**CHALLENGE**: Put the lines in the items below, from the one containing "leader-dots [291,537,546,553]" through the one containing "chapter-number: 2 [28,511,42,535]", into a Markdown table with the columns Row and Line. Number each row and leave out any blank lines.

********************

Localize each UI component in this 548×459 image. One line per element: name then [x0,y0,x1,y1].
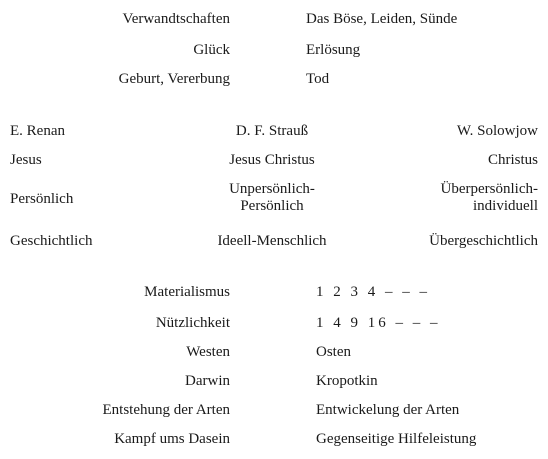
s3-right-4: Kropotkin [316,373,378,389]
s2-row1-col2: Jesus Christus [229,152,315,168]
s2-header-strauss: D. F. Strauß [235,123,309,139]
s2-header-renan: E. Renan [10,123,65,139]
s3-right-2: 1 4 9 16 – – – [316,315,441,331]
s2-row2-col2: Unpersönlich- Persönlich [229,181,315,214]
s1-left-3: Geburt, Vererbung [118,71,230,87]
s3-left-6: Kampf ums Dasein [114,431,230,447]
s2-header-solowjow: W. Solowjow [456,123,538,139]
s3-right-3: Osten [316,344,351,360]
s2-row1-col3: Christus [487,152,538,168]
s3-right-6: Gegenseitige Hilfeleistung [316,431,477,447]
s2-row3-col1: Geschichtlich [10,233,93,249]
s1-right-3: Tod [306,71,330,87]
s3-right-5: Entwickelung der Arten [316,402,460,418]
s3-left-4: Darwin [185,373,230,389]
s3-right-1: 1 2 3 4 – – – [316,284,430,300]
s1-left-1: Verwandtschaften [122,11,230,27]
s3-left-1: Materialismus [144,284,230,300]
s1-left-2: Glück [193,42,230,58]
s2-row2-col1: Persönlich [10,191,74,207]
s1-right-2: Erlösung [306,42,361,58]
s2-row3-col2: Ideell-Menschlich [217,233,327,249]
s3-left-3: Westen [186,344,230,360]
s2-row1-col1: Jesus [10,152,42,168]
s2-row2-col3: Überpersönlich- individuell [440,181,538,214]
s3-left-5: Entstehung der Arten [102,402,230,418]
s2-row3-col3: Übergeschichtlich [429,233,538,249]
s3-left-2: Nützlichkeit [155,315,230,331]
s1-right-1: Das Böse, Leiden, Sünde [306,11,458,27]
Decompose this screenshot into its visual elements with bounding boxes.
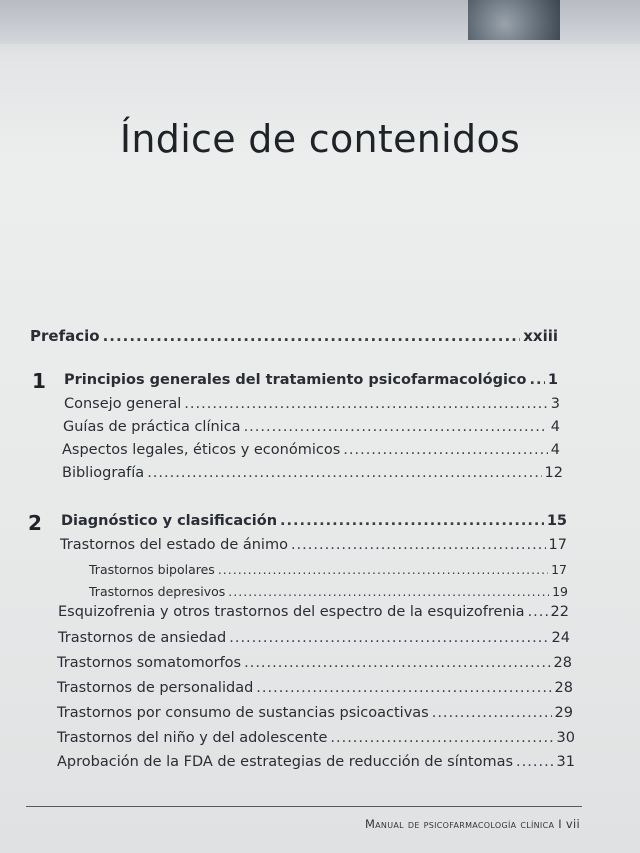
leader-dots [291,537,546,553]
leader-dots [343,442,548,458]
corner-photo [468,0,560,40]
toc-label: Trastornos bipolares [89,562,215,577]
toc-row[interactable] [57,680,573,696]
toc-label: Trastornos de personalidad [57,680,254,696]
toc-page: 28 [554,680,573,696]
leader-dots [256,680,551,696]
toc-page: 12 [544,465,563,481]
toc-row-sub[interactable] [89,562,567,577]
toc-label: Trastornos de ansiedad [58,630,227,646]
running-footer [365,817,580,831]
toc-page: 4 [550,442,560,458]
toc-label: Esquizofrenia y otros trastornos del espectro de la esquizofrenia [58,604,525,620]
toc-page: 4 [550,419,560,435]
toc-label: Guías de práctica clínica [63,419,241,435]
leader-dots [528,604,548,620]
toc-row[interactable] [63,419,560,435]
leader-dots [516,754,554,770]
leader-dots [244,655,550,671]
toc-page: 17 [551,562,567,577]
page-number: vii [565,817,580,831]
toc-page: 28 [553,655,572,671]
toc-row-chapter-2[interactable] [61,513,567,529]
leader-dots [218,562,548,577]
toc-row[interactable] [57,754,575,770]
leader-dots [184,396,547,412]
footer-separator: I [558,817,562,831]
leader-dots [529,372,544,388]
toc-label: Trastornos del niño y del adolescente [57,730,328,746]
leader-dots [330,730,553,746]
chapter-number: 2 [28,511,42,535]
leader-dots [244,419,548,435]
leader-dots [432,705,552,721]
book-title: Manual de psicofarmacología clínica [364,817,555,831]
toc-label: Prefacio [30,327,100,345]
toc-row[interactable] [57,655,572,671]
toc-row[interactable] [57,730,575,746]
footer-rule [26,806,582,807]
toc-label: Aspectos legales, éticos y económicos [62,442,341,458]
toc-row[interactable] [60,537,567,553]
leader-dots [228,584,549,599]
toc-row-chapter-1[interactable] [64,372,558,388]
toc-row[interactable] [57,705,573,721]
toc-page: 30 [556,730,575,746]
toc-row[interactable] [58,604,569,620]
toc-label: Trastornos por consumo de sustancias psicoactivas [57,705,429,721]
toc-label: Trastornos somatomorfos [57,655,242,671]
leader-dots [103,327,521,345]
toc-row[interactable] [64,396,560,412]
toc-page: 29 [554,705,573,721]
leader-dots [280,513,544,529]
toc-page: 22 [550,604,569,620]
toc-label: Diagnóstico y clasificación [61,513,278,529]
toc-page: 17 [548,537,567,553]
toc-page: xxiii [523,327,558,345]
toc-label: Consejo general [64,396,182,412]
leader-dots [229,630,548,646]
leader-dots [147,465,541,481]
toc-row[interactable] [62,442,560,458]
toc-page: 31 [556,754,575,770]
toc-page: 24 [551,630,570,646]
toc-row[interactable] [62,465,563,481]
toc-row[interactable] [58,630,570,646]
toc-page: 19 [552,584,568,599]
toc-page: 15 [546,513,567,529]
toc-label: Trastornos depresivos [89,584,226,599]
toc-label: Trastornos del estado de ánimo [60,537,288,553]
chapter-number: 1 [32,369,46,393]
page-title: Índice de contenidos [119,117,521,162]
toc-label: Bibliografía [62,465,145,481]
toc-label: Aprobación de la FDA de estrategias de reducción de síntomas [57,754,514,770]
toc-row-prefacio[interactable] [30,327,558,345]
toc-page: 1 [547,372,558,388]
toc-page: 3 [550,396,560,412]
toc-row-sub[interactable] [89,584,568,599]
toc-label: Principios generales del tratamiento psicofarmacológico [64,372,527,388]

********************

**SOLUTION**:
| Row | Line |
|---|---|
| 1 | leader-dots [291,537,546,553] |
| 2 | leader-dots [343,442,548,458] |
| 3 | corner-photo [468,0,560,40] |
| 4 | toc-label: Trastornos bipolares [89,562,215,577] |
| 5 | toc-row[interactable] [57,680,573,696] |
| 6 | toc-label: Trastornos de personalidad [57,680,254,696] |
| 7 | toc-page: 28 [554,680,573,696] |
| 8 | leader-dots [256,680,551,696] |
| 9 | toc-page: 12 [544,465,563,481] |
| 10 | toc-row-sub[interactable] [89,562,567,577] |
| 11 | toc-label: Trastornos de ansiedad [58,630,227,646] |
| 12 | running-footer [365,817,580,831] |
| 13 | toc-page: 4 [550,442,560,458] |
| 14 | toc-label: Esquizofrenia y otros trastornos del espectro de la esquizofrenia [58,604,525,620] |
| 15 | toc-page: 4 [550,419,560,435] |
| 16 | toc-label: Guías de práctica clínica [63,419,241,435] |
| 17 | leader-dots [528,604,548,620] |
| 18 | toc-row[interactable] [63,419,560,435] |
| 19 | leader-dots [516,754,554,770] |
| 20 | leader-dots [244,655,550,671] |
| 21 | toc-page: 17 [551,562,567,577] |
| 22 | page-number: vii [565,817,580,831] |
| 23 | toc-page: 28 [553,655,572,671] |
| 24 | toc-row-chapter-2[interactable] [61,513,567,529] |
| 25 | leader-dots [218,562,548,577] |
| 26 | toc-row[interactable] [57,754,575,770] |
| 27 | leader-dots [184,396,547,412] |
| 28 | footer-separator: I [558,817,562,831] |
| 29 | leader-dots [529,372,544,388] |
| 30 | toc-label: Trastornos del niño y del adolescente [57,730,328,746] |
| 31 | leader-dots [330,730,553,746] |
| 32 | chapter-number: 2 [28,511,42,535] |